Start

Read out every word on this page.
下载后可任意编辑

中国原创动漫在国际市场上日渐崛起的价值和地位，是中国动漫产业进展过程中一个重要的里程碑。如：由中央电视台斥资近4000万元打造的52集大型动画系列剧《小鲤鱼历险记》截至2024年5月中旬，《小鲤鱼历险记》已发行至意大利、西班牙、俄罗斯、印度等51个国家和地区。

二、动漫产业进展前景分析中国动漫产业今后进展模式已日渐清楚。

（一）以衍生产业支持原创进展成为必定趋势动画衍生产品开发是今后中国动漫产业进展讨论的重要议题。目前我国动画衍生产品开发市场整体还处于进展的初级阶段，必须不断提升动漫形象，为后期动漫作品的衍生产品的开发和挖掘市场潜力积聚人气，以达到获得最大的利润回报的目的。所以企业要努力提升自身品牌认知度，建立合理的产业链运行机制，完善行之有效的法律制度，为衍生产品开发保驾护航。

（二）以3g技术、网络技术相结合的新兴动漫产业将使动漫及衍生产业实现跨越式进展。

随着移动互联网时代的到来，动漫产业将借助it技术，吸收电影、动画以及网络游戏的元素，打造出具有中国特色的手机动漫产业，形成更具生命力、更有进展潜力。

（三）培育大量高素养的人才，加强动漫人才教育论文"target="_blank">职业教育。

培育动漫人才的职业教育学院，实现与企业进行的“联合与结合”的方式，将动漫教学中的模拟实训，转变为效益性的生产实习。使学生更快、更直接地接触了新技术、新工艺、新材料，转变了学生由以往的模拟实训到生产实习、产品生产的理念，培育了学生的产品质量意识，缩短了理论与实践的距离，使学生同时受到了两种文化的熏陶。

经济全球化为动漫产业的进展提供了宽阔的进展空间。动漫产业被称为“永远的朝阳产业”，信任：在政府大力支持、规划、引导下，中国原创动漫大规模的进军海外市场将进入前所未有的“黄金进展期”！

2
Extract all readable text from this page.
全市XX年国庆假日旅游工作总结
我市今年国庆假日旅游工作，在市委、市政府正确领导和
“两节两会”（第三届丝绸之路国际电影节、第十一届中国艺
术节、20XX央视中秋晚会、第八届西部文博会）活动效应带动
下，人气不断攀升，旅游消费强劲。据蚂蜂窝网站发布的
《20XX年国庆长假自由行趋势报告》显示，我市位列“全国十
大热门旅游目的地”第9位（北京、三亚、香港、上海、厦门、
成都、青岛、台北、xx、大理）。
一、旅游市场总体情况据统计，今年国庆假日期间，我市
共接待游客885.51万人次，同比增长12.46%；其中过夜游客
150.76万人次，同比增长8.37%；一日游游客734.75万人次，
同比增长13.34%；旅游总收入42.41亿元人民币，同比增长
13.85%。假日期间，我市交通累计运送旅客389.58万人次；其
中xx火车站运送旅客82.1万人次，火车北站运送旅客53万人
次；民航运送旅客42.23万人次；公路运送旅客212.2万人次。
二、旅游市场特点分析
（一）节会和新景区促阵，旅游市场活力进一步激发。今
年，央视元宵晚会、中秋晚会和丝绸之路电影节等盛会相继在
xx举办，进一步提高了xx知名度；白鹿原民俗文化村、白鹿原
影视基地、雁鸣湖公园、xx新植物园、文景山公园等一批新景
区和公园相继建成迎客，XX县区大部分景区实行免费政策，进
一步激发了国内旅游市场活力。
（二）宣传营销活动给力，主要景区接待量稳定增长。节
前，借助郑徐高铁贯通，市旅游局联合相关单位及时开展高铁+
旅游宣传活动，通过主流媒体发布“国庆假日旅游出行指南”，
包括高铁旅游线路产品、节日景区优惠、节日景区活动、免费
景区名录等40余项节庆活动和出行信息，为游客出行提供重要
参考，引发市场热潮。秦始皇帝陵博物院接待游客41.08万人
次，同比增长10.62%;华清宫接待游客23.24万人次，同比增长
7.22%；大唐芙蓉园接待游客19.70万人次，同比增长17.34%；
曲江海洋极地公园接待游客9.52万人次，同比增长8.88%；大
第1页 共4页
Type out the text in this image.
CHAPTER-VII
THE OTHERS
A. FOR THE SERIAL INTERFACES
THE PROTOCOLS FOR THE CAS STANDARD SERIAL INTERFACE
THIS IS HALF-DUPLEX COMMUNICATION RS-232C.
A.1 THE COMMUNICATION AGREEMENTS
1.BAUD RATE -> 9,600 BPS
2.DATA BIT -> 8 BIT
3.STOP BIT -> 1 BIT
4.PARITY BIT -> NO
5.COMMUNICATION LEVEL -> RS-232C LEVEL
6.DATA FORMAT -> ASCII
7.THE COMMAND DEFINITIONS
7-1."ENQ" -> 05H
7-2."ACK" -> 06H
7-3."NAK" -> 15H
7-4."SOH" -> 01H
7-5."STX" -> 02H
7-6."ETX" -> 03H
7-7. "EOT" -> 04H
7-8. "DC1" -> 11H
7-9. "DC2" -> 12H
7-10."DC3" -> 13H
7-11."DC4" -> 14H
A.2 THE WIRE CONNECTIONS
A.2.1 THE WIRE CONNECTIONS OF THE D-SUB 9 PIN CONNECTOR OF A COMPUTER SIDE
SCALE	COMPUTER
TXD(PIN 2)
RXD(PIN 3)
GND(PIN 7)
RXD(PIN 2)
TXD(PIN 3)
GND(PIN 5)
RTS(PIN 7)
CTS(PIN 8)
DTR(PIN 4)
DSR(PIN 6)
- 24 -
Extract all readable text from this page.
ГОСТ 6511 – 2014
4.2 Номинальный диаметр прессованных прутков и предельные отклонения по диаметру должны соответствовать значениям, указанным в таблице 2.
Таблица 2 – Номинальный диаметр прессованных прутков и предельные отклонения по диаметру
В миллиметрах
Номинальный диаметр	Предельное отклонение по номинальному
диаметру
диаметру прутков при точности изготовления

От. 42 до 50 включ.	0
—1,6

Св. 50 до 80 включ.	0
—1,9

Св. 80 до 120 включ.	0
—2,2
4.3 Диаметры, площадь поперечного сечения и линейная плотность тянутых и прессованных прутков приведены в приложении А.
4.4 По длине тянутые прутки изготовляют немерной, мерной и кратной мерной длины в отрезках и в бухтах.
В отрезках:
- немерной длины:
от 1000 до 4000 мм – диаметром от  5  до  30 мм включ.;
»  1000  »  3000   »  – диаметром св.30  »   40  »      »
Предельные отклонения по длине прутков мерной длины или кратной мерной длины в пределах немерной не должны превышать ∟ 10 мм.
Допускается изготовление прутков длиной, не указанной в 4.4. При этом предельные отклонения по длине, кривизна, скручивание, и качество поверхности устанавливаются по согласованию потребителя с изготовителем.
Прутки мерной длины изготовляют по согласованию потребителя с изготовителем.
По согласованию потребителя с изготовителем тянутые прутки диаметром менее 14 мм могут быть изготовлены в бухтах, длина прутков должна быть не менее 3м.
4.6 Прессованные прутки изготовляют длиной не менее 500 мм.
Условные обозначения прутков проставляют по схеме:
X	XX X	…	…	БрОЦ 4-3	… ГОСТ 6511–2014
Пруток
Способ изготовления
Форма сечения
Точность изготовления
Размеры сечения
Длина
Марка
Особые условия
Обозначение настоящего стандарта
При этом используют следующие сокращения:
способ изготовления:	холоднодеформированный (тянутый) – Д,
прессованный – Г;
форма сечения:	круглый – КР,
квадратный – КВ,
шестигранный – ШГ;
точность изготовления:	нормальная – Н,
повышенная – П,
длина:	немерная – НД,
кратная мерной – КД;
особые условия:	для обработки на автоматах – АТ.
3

End

Work instructions
Select every line in the records above that contains the word "должны".

Result of the exercise
4.2 Номинальный диаметр прессованных прутков и предельные отклонения по диаметру должны соответствовать значениям, указанным в таблице 2.
Предельные отклонения по длине прутков мерной длины или кратной мерной длины в пределах немерной не должны превышать ∟ 10 мм.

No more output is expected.